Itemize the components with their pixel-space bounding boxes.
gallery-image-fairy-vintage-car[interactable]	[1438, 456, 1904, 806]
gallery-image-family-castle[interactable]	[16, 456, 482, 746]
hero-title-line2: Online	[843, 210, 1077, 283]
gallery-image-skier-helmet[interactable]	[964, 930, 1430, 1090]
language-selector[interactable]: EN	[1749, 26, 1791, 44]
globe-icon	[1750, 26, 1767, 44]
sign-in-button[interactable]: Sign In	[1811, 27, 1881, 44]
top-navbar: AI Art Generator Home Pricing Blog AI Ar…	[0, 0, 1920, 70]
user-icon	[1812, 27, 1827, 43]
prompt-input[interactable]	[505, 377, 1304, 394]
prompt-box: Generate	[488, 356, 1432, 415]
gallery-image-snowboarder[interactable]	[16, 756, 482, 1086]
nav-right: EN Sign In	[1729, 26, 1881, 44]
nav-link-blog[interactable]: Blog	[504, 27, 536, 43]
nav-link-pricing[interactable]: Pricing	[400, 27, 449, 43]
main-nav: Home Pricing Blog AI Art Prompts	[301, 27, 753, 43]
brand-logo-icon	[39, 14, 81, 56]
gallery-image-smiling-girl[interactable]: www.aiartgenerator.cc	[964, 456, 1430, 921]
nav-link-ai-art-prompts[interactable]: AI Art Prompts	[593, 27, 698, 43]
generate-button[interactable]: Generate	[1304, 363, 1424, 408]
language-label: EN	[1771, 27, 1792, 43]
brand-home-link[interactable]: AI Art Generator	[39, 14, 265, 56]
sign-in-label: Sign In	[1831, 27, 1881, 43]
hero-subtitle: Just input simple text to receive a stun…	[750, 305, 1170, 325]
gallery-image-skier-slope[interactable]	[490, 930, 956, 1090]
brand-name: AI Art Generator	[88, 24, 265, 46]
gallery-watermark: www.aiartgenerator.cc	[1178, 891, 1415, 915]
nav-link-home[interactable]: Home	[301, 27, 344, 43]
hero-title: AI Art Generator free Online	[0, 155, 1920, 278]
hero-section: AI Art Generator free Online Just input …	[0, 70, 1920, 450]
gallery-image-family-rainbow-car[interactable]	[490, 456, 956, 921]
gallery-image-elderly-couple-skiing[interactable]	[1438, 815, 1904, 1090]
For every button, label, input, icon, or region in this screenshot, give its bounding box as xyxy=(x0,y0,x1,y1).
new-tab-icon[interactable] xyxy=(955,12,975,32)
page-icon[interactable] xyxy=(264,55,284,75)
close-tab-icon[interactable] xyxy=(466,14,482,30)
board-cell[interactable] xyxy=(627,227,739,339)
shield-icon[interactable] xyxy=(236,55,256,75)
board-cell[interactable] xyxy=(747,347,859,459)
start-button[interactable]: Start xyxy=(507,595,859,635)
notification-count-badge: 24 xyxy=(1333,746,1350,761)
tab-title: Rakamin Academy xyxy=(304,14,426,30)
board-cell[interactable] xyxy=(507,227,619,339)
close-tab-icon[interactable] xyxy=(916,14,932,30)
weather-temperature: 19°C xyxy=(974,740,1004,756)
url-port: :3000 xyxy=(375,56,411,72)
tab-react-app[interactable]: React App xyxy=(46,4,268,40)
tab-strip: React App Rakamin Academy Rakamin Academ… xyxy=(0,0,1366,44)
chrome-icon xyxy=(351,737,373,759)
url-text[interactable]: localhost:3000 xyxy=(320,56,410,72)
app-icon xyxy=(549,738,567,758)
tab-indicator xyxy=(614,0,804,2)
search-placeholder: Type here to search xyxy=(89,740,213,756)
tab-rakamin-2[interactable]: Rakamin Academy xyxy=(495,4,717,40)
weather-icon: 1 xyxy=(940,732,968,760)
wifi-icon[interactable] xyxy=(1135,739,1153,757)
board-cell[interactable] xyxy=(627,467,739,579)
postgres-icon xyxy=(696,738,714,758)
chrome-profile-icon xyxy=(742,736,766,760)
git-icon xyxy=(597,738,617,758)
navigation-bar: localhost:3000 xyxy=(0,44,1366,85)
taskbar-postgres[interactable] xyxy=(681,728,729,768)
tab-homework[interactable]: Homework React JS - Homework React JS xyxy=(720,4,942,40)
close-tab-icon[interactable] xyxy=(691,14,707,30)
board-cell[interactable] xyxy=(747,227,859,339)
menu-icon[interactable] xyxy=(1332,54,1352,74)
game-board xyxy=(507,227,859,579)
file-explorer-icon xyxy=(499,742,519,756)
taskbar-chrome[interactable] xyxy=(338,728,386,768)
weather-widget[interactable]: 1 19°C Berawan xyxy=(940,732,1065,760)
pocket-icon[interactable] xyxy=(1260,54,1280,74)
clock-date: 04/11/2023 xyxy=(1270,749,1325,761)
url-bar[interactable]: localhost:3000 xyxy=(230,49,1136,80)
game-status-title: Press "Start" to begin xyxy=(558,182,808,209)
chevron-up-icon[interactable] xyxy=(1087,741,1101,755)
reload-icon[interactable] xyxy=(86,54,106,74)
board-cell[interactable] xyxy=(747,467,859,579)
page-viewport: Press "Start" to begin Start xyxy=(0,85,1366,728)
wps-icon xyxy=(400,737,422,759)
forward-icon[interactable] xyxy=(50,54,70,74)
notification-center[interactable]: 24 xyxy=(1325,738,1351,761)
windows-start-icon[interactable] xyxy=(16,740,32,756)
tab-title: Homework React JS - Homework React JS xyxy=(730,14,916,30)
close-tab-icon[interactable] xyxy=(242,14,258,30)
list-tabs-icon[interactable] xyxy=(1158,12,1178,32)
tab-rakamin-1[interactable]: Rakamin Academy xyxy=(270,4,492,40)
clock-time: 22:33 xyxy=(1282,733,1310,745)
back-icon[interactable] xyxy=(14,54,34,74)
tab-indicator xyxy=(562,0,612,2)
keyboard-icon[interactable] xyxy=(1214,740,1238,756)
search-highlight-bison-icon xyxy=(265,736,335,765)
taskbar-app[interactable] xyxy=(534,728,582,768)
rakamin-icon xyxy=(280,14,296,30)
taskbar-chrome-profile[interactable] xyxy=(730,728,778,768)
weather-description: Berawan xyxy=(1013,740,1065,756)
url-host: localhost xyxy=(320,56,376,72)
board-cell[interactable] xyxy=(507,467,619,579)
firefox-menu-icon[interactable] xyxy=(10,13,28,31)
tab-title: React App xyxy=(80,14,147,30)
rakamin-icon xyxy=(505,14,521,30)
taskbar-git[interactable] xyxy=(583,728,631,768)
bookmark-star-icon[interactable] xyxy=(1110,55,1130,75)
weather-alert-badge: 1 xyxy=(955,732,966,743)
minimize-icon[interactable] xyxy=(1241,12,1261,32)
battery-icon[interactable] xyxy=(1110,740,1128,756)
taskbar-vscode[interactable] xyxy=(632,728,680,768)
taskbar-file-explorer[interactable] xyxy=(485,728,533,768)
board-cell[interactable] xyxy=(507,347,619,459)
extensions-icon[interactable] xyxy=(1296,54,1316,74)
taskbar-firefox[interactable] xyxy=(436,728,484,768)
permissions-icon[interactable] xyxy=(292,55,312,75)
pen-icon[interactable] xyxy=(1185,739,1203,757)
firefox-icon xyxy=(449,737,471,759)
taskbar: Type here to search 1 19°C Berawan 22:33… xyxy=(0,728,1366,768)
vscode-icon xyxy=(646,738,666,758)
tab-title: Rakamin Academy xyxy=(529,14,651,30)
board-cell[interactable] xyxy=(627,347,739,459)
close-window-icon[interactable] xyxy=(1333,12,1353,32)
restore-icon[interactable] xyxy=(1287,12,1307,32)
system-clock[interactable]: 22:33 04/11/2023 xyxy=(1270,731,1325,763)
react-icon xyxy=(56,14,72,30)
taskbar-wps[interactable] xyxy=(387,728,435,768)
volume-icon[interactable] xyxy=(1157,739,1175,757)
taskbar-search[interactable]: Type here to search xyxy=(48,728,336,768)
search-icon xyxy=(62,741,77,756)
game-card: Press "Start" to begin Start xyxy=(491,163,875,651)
-*-*-
→ GOAL
Copy the items exactly, starting at the very first line and ending with the line that contains "For every button, label, input, icon, or", including that line.

→ SOLUTION
Itemize the components with their pixel-space bounding boxes.
gallery-image-fairy-vintage-car[interactable]	[1438, 456, 1904, 806]
gallery-image-family-castle[interactable]	[16, 456, 482, 746]
hero-title-line2: Online	[843, 210, 1077, 283]
gallery-image-skier-helmet[interactable]	[964, 930, 1430, 1090]
language-selector[interactable]: EN	[1749, 26, 1791, 44]
globe-icon	[1750, 26, 1767, 44]
sign-in-button[interactable]: Sign In	[1811, 27, 1881, 44]
top-navbar: AI Art Generator Home Pricing Blog AI Ar…	[0, 0, 1920, 70]
user-icon	[1812, 27, 1827, 43]
prompt-input[interactable]	[505, 377, 1304, 394]
prompt-box: Generate	[488, 356, 1432, 415]
gallery-image-snowboarder[interactable]	[16, 756, 482, 1086]
nav-right: EN Sign In	[1729, 26, 1881, 44]
nav-link-blog[interactable]: Blog	[504, 27, 536, 43]
nav-link-pricing[interactable]: Pricing	[400, 27, 449, 43]
main-nav: Home Pricing Blog AI Art Prompts	[301, 27, 753, 43]
brand-logo-icon	[39, 14, 81, 56]
gallery-image-smiling-girl[interactable]: www.aiartgenerator.cc	[964, 456, 1430, 921]
nav-link-ai-art-prompts[interactable]: AI Art Prompts	[593, 27, 698, 43]
generate-button[interactable]: Generate	[1304, 363, 1424, 408]
language-label: EN	[1771, 27, 1792, 43]
brand-home-link[interactable]: AI Art Generator	[39, 14, 265, 56]
sign-in-label: Sign In	[1831, 27, 1881, 43]
hero-subtitle: Just input simple text to receive a stun…	[750, 305, 1170, 325]
gallery-image-skier-slope[interactable]	[490, 930, 956, 1090]
brand-name: AI Art Generator	[88, 24, 265, 46]
gallery-watermark: www.aiartgenerator.cc	[1178, 891, 1415, 915]
nav-link-home[interactable]: Home	[301, 27, 344, 43]
hero-title: AI Art Generator free Online	[0, 155, 1920, 278]
hero-section: AI Art Generator free Online Just input …	[0, 70, 1920, 450]
gallery-image-family-rainbow-car[interactable]	[490, 456, 956, 921]
gallery-image-elderly-couple-skiing[interactable]	[1438, 815, 1904, 1090]
For every button, label, input, icon, or region in this screenshot, give its bounding box as xyxy=(x0,y0,x1,y1).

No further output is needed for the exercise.